__What is being asked__
Copy each line below exactly and leave the pictures out.

__The input__

** begin **

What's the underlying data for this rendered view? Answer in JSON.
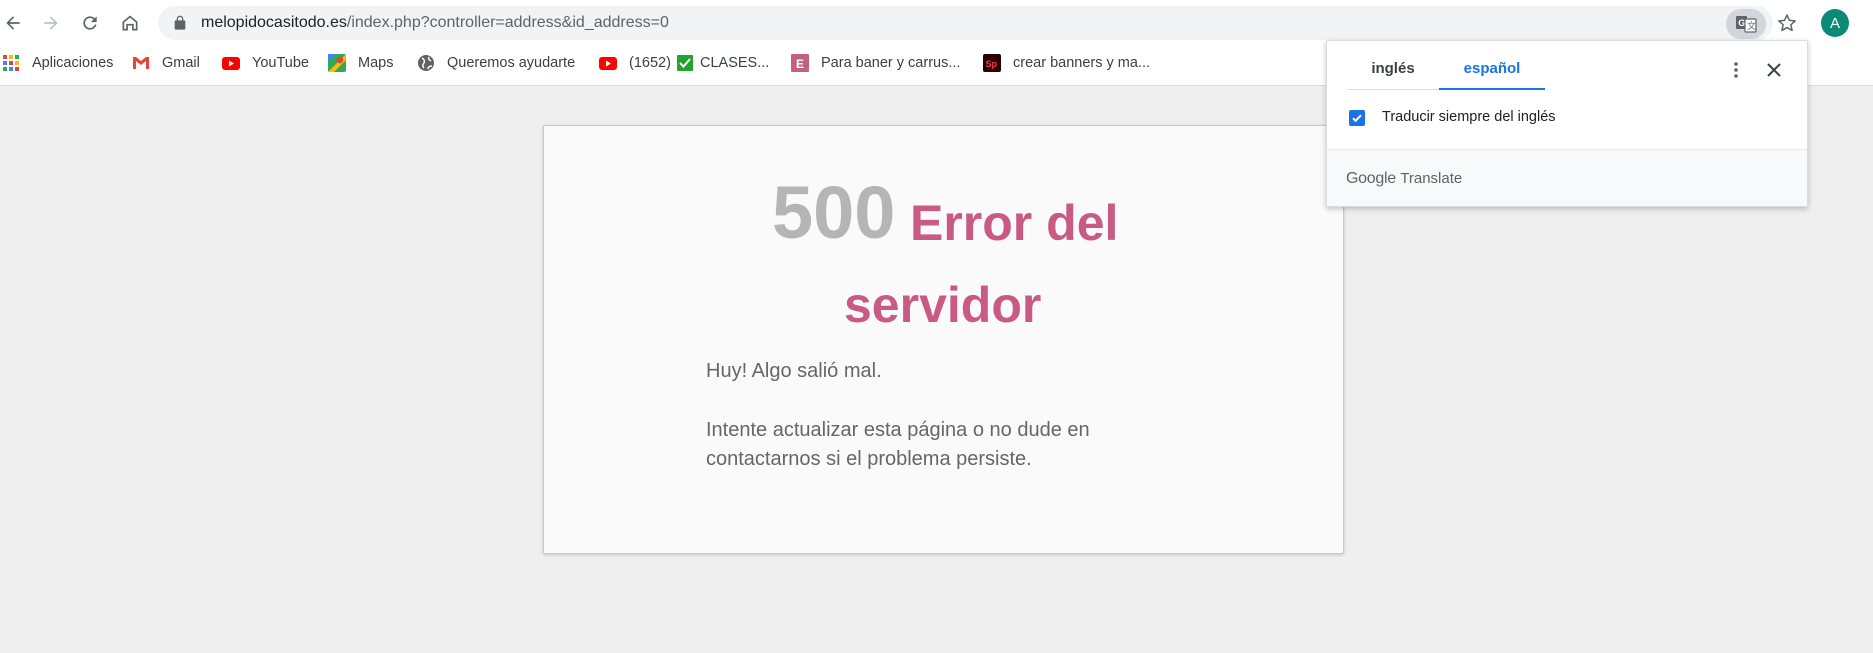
{
  "browser": {
    "url_host": "melopidocasitodo.es",
    "url_path": "/index.php?controller=address&id_address=0",
    "avatar_letter": "A",
    "bookmarks": [
      {
        "label": "Aplicaciones",
        "icon": "apps-grid-icon"
      },
      {
        "label": "Gmail",
        "icon": "gmail-icon"
      },
      {
        "label": "YouTube",
        "icon": "youtube-icon"
      },
      {
        "label": "Maps",
        "icon": "maps-icon"
      },
      {
        "label": "Queremos ayudarte",
        "icon": "globe-icon"
      },
      {
        "label": "(1652)",
        "icon": "youtube-icon"
      },
      {
        "label": "CLASES...",
        "icon": "checkbox-icon"
      },
      {
        "label": "Para baner y carrus...",
        "icon": "e-logo-icon"
      },
      {
        "label": "crear banners y ma...",
        "icon": "sp-logo-icon"
      }
    ]
  },
  "error_page": {
    "code": "500",
    "title_line1": "Error del",
    "title_line2": "servidor",
    "message1": "Huy! Algo salió mal.",
    "message2": "Intente actualizar esta página o no dude en contactarnos si el problema persiste."
  },
  "translate_popup": {
    "tab_source": "inglés",
    "tab_target": "español",
    "always_translate_label": "Traducir siempre del inglés",
    "always_translate_checked": true,
    "footer_brand": "Google",
    "footer_product": "Translate"
  },
  "colors": {
    "accent": "#1a73e8",
    "error_title": "#c95b82",
    "error_code": "#b5b5b5"
  }
}
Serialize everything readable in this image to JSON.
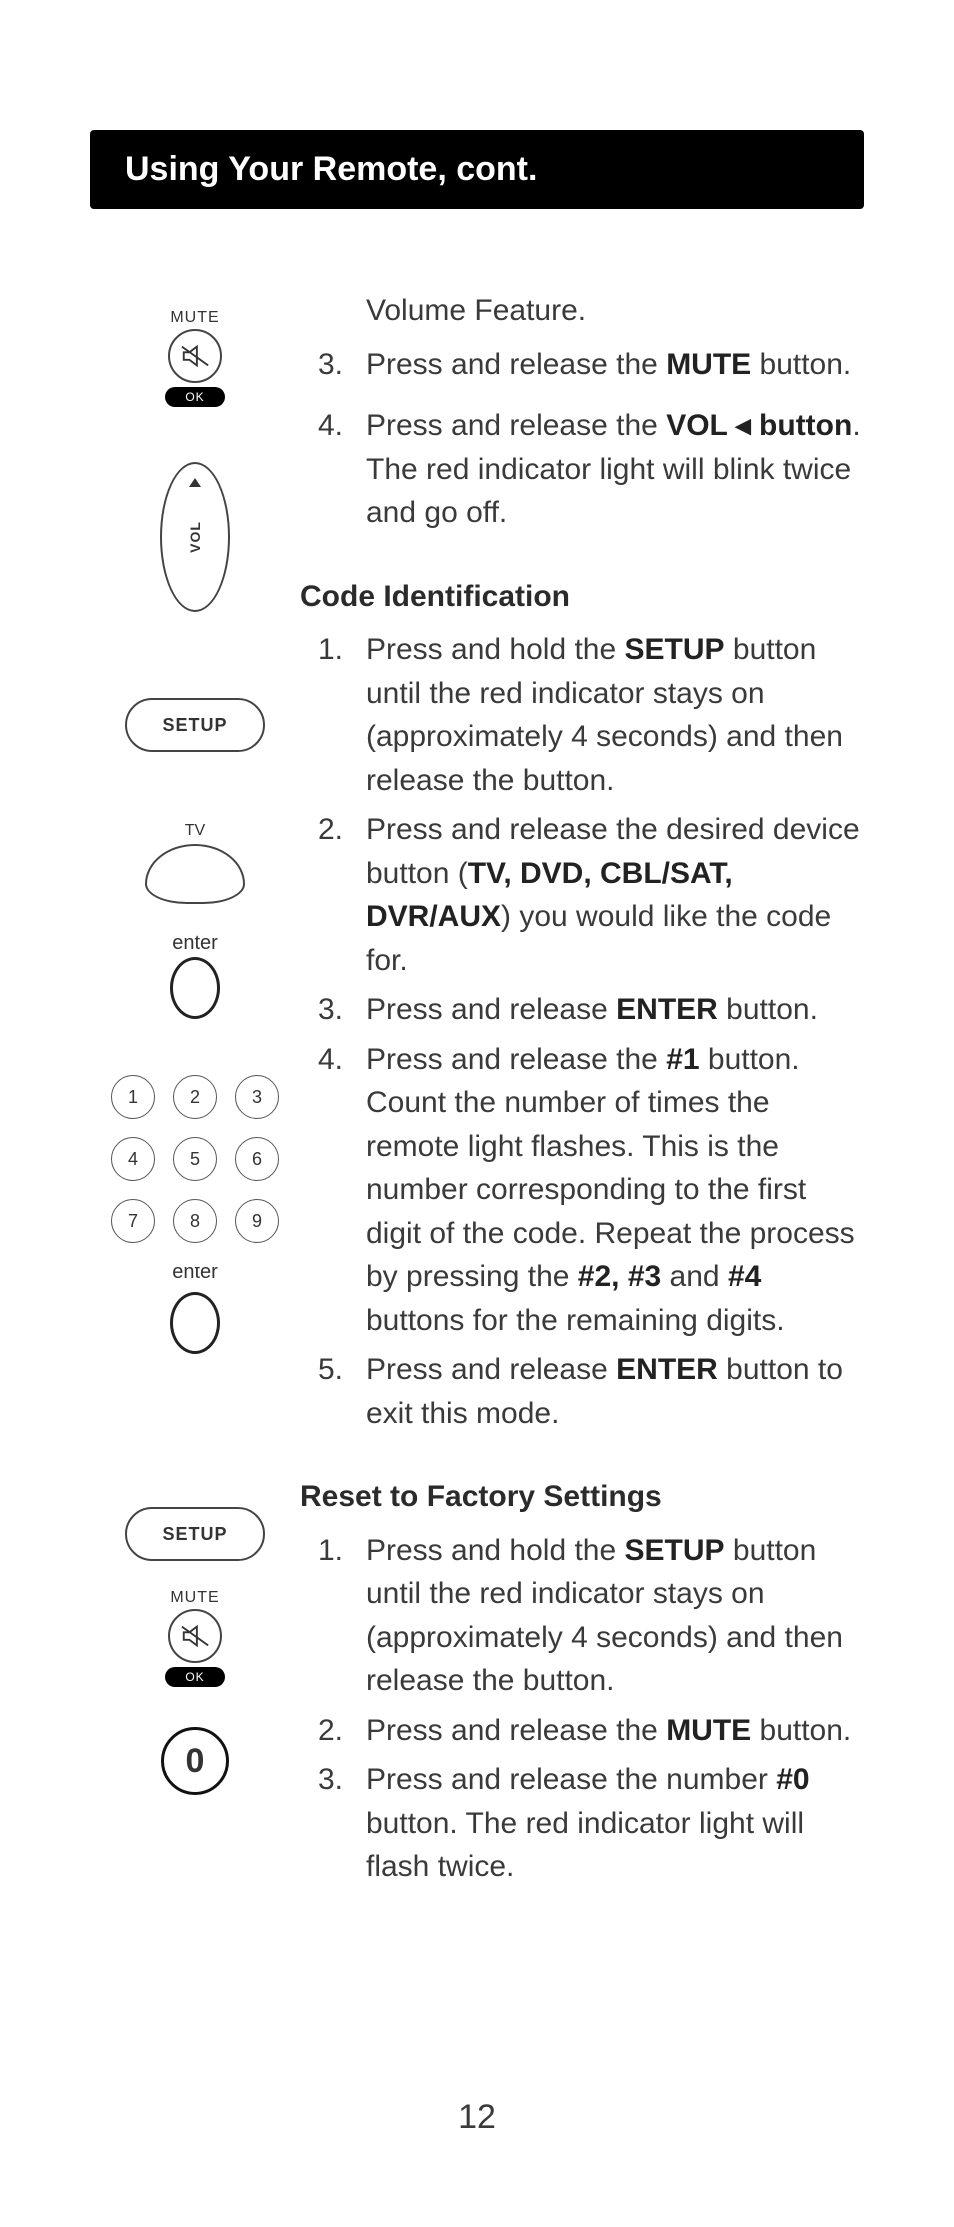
{
  "title": "Using Your Remote, cont.",
  "page_number": "12",
  "vol_feature_lead": "Volume Feature.",
  "vol_steps": {
    "s3": {
      "num": "3.",
      "pre": "Press and release the ",
      "bold": "MUTE",
      "post": " button."
    },
    "s4": {
      "num": "4.",
      "pre": "Press and release the ",
      "bold": "VOL ◂ button",
      "post": ". The red indicator light will blink twice and go off."
    }
  },
  "code_id_heading": "Code Identification",
  "code_steps": {
    "s1": {
      "num": "1.",
      "pre": "Press and hold the ",
      "bold": "SETUP",
      "post": " button until the red indicator stays on (approximately 4 seconds) and then release the button."
    },
    "s2": {
      "num": "2.",
      "pre": "Press and release the desired device button (",
      "bold": "TV, DVD, CBL/SAT, DVR/AUX",
      "post": ") you would like the code for."
    },
    "s3": {
      "num": "3.",
      "pre": "Press and release ",
      "bold": "ENTER",
      "post": " button."
    },
    "s4": {
      "num": "4.",
      "t1": "Press and release the ",
      "b1": "#1",
      "t2": " button. Count the number of times the remote light flashes. This is the number corresponding to the first digit of the code. Repeat the process by pressing the ",
      "b2": "#2, #3",
      "t3": " and ",
      "b3": "#4",
      "t4": " buttons for the remaining digits."
    },
    "s5": {
      "num": "5.",
      "pre": "Press and release ",
      "bold": "ENTER",
      "post": " button to exit this mode."
    }
  },
  "reset_heading": "Reset to Factory Settings",
  "reset_steps": {
    "s1": {
      "num": "1.",
      "pre": "Press and hold the ",
      "bold": "SETUP",
      "post": " button until the red indicator stays on (approximately 4 seconds) and then release the button."
    },
    "s2": {
      "num": "2.",
      "pre": "Press and release the ",
      "bold": "MUTE",
      "post": " button."
    },
    "s3": {
      "num": "3.",
      "pre": "Press and release the number ",
      "bold": "#0",
      "post": " button. The red indicator light will flash twice."
    }
  },
  "labels": {
    "mute": "MUTE",
    "ok": "OK",
    "vol": "VOL",
    "setup": "SETUP",
    "tv": "TV",
    "enter": "enter",
    "zero": "0"
  },
  "keypad": [
    "1",
    "2",
    "3",
    "4",
    "5",
    "6",
    "7",
    "8",
    "9"
  ]
}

** end **

__Solution for this problem__
What's the underlying data for this rendered view? Answer in JSON.
{
  "browser": {
    "url_host": "melopidocasitodo.es",
    "url_path": "/index.php?controller=address&id_address=0",
    "avatar_letter": "A",
    "bookmarks": [
      {
        "label": "Aplicaciones",
        "icon": "apps-grid-icon"
      },
      {
        "label": "Gmail",
        "icon": "gmail-icon"
      },
      {
        "label": "YouTube",
        "icon": "youtube-icon"
      },
      {
        "label": "Maps",
        "icon": "maps-icon"
      },
      {
        "label": "Queremos ayudarte",
        "icon": "globe-icon"
      },
      {
        "label": "(1652)",
        "icon": "youtube-icon"
      },
      {
        "label": "CLASES...",
        "icon": "checkbox-icon"
      },
      {
        "label": "Para baner y carrus...",
        "icon": "e-logo-icon"
      },
      {
        "label": "crear banners y ma...",
        "icon": "sp-logo-icon"
      }
    ]
  },
  "error_page": {
    "code": "500",
    "title_line1": "Error del",
    "title_line2": "servidor",
    "message1": "Huy! Algo salió mal.",
    "message2": "Intente actualizar esta página o no dude en contactarnos si el problema persiste."
  },
  "translate_popup": {
    "tab_source": "inglés",
    "tab_target": "español",
    "always_translate_label": "Traducir siempre del inglés",
    "always_translate_checked": true,
    "footer_brand": "Google",
    "footer_product": "Translate"
  },
  "colors": {
    "accent": "#1a73e8",
    "error_title": "#c95b82",
    "error_code": "#b5b5b5"
  }
}
Serialize everything readable in this image to JSON.
{
  "title": "Using Your Remote, cont.",
  "page_number": "12",
  "vol_feature_lead": "Volume Feature.",
  "vol_steps": {
    "s3": {
      "num": "3.",
      "pre": "Press and release the ",
      "bold": "MUTE",
      "post": " button."
    },
    "s4": {
      "num": "4.",
      "pre": "Press and release the ",
      "bold": "VOL ◂ button",
      "post": ". The red indicator light will blink twice and go off."
    }
  },
  "code_id_heading": "Code Identification",
  "code_steps": {
    "s1": {
      "num": "1.",
      "pre": "Press and hold the ",
      "bold": "SETUP",
      "post": " button until the red indicator stays on (approximately 4 seconds) and then release the button."
    },
    "s2": {
      "num": "2.",
      "pre": "Press and release the desired device button (",
      "bold": "TV, DVD, CBL/SAT, DVR/AUX",
      "post": ") you would like the code for."
    },
    "s3": {
      "num": "3.",
      "pre": "Press and release ",
      "bold": "ENTER",
      "post": " button."
    },
    "s4": {
      "num": "4.",
      "t1": "Press and release the ",
      "b1": "#1",
      "t2": " button. Count the number of times the remote light flashes. This is the number corresponding to the first digit of the code. Repeat the process by pressing the ",
      "b2": "#2, #3",
      "t3": " and ",
      "b3": "#4",
      "t4": " buttons for the remaining digits."
    },
    "s5": {
      "num": "5.",
      "pre": "Press and release ",
      "bold": "ENTER",
      "post": " button to exit this mode."
    }
  },
  "reset_heading": "Reset to Factory Settings",
  "reset_steps": {
    "s1": {
      "num": "1.",
      "pre": "Press and hold the ",
      "bold": "SETUP",
      "post": " button until the red indicator stays on (approximately 4 seconds) and then release the button."
    },
    "s2": {
      "num": "2.",
      "pre": "Press and release the ",
      "bold": "MUTE",
      "post": " button."
    },
    "s3": {
      "num": "3.",
      "pre": "Press and release the number ",
      "bold": "#0",
      "post": " button. The red indicator light will flash twice."
    }
  },
  "labels": {
    "mute": "MUTE",
    "ok": "OK",
    "vol": "VOL",
    "setup": "SETUP",
    "tv": "TV",
    "enter": "enter",
    "zero": "0"
  },
  "keypad": [
    "1",
    "2",
    "3",
    "4",
    "5",
    "6",
    "7",
    "8",
    "9"
  ]
}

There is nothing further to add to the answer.